[Dataset rows]
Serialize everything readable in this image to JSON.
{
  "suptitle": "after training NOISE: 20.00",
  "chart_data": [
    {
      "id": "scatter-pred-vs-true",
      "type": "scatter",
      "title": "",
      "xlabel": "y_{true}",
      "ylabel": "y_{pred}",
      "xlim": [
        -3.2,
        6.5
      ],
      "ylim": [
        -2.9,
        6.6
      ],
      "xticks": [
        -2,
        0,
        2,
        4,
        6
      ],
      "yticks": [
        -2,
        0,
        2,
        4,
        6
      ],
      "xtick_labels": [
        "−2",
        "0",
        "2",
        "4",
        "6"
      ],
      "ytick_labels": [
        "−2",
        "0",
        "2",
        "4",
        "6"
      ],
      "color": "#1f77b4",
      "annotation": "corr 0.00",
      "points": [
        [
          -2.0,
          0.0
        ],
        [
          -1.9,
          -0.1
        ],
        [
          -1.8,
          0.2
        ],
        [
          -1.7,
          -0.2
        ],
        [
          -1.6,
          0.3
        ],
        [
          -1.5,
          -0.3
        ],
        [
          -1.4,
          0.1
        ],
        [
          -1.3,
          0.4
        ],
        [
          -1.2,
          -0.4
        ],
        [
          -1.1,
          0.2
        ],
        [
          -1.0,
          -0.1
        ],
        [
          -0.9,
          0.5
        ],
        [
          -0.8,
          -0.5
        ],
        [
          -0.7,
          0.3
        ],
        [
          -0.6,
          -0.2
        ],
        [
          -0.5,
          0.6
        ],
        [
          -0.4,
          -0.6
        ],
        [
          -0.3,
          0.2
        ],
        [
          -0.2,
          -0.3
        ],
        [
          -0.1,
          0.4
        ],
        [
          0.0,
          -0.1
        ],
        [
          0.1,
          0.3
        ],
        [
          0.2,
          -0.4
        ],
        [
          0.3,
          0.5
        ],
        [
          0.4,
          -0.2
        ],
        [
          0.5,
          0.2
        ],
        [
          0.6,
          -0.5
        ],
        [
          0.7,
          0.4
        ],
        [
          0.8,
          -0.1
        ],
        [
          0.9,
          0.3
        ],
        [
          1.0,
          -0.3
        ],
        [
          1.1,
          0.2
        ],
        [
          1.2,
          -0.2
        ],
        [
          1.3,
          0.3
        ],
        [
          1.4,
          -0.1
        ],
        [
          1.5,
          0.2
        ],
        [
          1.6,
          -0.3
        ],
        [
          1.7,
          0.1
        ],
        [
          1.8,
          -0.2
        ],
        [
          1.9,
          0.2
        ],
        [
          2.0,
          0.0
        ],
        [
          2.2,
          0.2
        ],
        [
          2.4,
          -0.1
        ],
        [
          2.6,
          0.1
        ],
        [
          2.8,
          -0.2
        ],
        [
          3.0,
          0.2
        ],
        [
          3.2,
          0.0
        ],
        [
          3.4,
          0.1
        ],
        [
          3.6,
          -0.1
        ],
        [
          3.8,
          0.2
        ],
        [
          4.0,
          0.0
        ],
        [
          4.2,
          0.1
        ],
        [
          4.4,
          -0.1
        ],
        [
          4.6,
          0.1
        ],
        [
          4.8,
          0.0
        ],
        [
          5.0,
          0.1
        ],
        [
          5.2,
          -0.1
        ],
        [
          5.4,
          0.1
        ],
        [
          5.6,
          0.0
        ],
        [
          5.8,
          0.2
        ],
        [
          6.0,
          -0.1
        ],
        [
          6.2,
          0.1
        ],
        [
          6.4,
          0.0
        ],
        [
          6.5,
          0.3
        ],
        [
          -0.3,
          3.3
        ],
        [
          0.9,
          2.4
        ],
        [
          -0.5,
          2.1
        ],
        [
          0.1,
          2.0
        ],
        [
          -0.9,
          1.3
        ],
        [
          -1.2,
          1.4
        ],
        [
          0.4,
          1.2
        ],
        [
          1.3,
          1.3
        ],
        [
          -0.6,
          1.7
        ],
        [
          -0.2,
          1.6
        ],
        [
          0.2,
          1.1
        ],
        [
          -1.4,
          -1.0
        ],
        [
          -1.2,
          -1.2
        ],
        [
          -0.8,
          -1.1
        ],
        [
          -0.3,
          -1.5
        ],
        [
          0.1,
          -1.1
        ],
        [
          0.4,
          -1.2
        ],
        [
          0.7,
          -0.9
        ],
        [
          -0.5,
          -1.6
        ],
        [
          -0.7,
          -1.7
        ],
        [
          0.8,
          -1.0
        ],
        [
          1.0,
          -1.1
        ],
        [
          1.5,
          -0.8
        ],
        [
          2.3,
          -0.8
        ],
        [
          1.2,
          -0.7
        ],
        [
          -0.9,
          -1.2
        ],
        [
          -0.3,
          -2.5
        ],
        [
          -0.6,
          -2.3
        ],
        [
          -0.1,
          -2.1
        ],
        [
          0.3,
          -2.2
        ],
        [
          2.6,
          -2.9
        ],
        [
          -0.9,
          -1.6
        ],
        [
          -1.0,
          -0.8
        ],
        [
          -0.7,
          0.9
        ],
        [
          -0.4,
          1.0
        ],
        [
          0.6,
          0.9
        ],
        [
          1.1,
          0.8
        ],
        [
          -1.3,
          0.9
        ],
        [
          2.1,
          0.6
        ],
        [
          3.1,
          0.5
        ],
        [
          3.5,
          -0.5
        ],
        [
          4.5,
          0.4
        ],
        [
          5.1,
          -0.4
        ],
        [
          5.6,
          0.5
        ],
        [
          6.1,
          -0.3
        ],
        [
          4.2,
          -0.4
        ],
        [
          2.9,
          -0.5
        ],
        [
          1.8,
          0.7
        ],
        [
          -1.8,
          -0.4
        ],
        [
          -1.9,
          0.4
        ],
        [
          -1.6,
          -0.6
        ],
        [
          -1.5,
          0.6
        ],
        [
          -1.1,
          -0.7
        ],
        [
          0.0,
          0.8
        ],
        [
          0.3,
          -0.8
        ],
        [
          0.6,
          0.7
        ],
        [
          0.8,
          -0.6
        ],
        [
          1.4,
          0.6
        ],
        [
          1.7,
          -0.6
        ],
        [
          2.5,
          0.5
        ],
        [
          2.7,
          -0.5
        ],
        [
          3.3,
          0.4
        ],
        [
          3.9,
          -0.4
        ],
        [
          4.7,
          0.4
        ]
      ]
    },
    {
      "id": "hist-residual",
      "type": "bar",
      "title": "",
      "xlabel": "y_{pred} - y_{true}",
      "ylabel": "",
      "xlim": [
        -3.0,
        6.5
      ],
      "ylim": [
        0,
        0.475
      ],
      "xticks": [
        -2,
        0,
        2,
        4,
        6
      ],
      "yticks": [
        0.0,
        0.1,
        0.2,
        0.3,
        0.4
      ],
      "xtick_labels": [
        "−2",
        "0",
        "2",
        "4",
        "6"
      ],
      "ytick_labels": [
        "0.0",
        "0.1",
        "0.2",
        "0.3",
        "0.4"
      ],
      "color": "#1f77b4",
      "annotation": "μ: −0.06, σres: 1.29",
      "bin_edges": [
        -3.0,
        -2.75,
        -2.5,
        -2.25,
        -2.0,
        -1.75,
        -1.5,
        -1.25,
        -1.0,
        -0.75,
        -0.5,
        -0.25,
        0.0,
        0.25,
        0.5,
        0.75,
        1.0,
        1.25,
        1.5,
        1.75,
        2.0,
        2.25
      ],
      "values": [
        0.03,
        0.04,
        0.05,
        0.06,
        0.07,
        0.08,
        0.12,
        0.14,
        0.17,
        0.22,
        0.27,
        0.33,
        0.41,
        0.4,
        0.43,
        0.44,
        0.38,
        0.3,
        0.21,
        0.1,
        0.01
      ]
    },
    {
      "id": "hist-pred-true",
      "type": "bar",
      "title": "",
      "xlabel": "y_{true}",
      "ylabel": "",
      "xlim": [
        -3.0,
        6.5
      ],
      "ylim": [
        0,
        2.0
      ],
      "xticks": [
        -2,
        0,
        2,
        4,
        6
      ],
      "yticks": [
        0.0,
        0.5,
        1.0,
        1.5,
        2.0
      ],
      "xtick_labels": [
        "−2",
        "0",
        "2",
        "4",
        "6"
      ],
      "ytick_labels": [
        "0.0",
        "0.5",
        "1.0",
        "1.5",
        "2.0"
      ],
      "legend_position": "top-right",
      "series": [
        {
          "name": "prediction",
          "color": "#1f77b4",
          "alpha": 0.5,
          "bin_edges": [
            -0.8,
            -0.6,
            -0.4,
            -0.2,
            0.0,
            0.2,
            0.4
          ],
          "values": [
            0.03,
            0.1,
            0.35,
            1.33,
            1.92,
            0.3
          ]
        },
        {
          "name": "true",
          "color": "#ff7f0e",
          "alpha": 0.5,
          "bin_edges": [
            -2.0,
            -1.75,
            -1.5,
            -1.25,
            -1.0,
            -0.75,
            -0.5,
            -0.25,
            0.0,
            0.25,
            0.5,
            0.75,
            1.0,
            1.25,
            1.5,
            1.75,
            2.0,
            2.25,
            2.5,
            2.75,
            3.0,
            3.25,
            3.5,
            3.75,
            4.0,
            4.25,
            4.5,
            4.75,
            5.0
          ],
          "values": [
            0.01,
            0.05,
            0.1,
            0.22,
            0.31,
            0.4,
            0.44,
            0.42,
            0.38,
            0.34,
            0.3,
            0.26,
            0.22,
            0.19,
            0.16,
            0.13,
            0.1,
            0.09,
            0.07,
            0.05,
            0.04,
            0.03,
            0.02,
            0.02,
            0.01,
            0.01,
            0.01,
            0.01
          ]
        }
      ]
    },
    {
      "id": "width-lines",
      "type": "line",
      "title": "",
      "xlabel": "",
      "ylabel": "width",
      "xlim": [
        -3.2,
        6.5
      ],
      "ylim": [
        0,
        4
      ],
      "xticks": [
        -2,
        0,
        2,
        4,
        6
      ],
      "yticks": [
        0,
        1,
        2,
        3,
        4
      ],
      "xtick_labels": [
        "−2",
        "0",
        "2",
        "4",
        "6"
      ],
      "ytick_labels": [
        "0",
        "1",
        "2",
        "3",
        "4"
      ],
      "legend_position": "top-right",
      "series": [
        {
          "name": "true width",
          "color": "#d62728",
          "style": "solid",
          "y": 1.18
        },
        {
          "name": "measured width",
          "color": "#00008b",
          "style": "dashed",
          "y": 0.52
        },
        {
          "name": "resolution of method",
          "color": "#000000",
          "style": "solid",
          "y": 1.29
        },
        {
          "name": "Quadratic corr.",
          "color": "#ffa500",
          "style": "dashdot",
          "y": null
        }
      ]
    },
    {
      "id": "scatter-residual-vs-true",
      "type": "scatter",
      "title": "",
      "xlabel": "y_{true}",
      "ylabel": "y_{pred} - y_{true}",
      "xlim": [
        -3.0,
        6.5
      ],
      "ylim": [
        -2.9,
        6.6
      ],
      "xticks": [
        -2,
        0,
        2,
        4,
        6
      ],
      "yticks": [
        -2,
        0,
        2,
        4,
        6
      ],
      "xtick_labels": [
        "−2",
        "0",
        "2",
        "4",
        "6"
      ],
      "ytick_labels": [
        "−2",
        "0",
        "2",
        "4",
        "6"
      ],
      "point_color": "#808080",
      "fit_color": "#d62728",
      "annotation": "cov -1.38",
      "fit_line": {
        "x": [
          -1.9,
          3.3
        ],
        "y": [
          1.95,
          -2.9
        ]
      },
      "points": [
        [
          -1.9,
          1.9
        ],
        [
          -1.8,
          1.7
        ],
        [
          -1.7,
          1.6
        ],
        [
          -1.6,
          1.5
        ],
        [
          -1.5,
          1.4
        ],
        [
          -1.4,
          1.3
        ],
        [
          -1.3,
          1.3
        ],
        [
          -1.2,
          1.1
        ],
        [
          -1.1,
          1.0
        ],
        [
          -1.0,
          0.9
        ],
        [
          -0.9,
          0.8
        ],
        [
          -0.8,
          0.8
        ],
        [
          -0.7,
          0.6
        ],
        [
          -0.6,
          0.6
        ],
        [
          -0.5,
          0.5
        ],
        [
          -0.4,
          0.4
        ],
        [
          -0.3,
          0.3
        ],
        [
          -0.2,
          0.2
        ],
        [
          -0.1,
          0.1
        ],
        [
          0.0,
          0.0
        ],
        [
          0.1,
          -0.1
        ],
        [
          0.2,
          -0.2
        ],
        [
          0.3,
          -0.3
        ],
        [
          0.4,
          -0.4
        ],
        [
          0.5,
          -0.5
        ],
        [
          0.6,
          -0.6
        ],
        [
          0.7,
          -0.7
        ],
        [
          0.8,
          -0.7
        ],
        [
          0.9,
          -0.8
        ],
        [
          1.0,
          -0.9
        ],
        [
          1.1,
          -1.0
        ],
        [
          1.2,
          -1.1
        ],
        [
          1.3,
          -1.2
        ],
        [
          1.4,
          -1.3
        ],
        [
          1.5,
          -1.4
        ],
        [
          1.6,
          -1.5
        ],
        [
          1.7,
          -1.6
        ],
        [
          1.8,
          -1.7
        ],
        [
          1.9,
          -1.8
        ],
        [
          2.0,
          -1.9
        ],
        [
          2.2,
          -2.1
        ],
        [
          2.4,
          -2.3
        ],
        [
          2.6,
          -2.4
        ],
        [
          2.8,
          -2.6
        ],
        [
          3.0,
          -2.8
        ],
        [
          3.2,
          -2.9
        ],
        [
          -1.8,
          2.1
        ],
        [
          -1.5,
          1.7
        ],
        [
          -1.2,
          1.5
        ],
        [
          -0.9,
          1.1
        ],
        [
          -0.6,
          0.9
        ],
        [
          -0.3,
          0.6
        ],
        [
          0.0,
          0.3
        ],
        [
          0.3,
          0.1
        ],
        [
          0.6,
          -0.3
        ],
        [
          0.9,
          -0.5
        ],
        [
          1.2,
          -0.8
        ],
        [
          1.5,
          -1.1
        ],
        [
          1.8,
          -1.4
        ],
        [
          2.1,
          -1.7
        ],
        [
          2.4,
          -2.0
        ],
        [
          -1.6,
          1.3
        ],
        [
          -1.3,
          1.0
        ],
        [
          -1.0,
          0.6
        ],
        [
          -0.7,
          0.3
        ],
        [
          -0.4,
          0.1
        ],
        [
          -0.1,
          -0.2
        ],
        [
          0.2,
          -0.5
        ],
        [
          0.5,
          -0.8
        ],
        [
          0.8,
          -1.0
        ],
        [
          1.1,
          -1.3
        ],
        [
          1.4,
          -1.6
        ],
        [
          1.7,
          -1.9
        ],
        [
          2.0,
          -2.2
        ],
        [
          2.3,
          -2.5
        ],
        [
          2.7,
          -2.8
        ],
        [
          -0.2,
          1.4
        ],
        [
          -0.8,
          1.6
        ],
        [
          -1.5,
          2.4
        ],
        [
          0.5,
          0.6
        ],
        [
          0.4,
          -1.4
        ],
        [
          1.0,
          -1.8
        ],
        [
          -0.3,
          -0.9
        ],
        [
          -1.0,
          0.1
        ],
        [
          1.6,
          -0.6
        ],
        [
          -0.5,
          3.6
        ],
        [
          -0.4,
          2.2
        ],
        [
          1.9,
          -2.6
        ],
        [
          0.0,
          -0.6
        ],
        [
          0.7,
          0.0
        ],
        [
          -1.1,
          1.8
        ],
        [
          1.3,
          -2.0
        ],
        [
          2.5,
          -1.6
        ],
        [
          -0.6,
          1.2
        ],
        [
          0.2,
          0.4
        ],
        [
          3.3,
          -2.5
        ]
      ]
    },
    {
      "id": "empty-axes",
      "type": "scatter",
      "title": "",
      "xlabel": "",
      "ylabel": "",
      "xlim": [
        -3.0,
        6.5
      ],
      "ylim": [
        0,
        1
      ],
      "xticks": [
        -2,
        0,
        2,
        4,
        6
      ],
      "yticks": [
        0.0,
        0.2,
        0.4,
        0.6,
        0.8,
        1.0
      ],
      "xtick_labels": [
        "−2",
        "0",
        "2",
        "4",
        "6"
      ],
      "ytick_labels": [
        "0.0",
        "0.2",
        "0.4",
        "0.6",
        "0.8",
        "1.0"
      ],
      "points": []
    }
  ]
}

• PROBLEM DESCRIPTION
Identify every line above that includes the word "name", and show those lines.

• EXERCISE OUTPUT
          "name": "prediction",
          "name": "true",
          "name": "true width",
          "name": "measured width",
          "name": "resolution of method",
          "name": "Quadratic corr.",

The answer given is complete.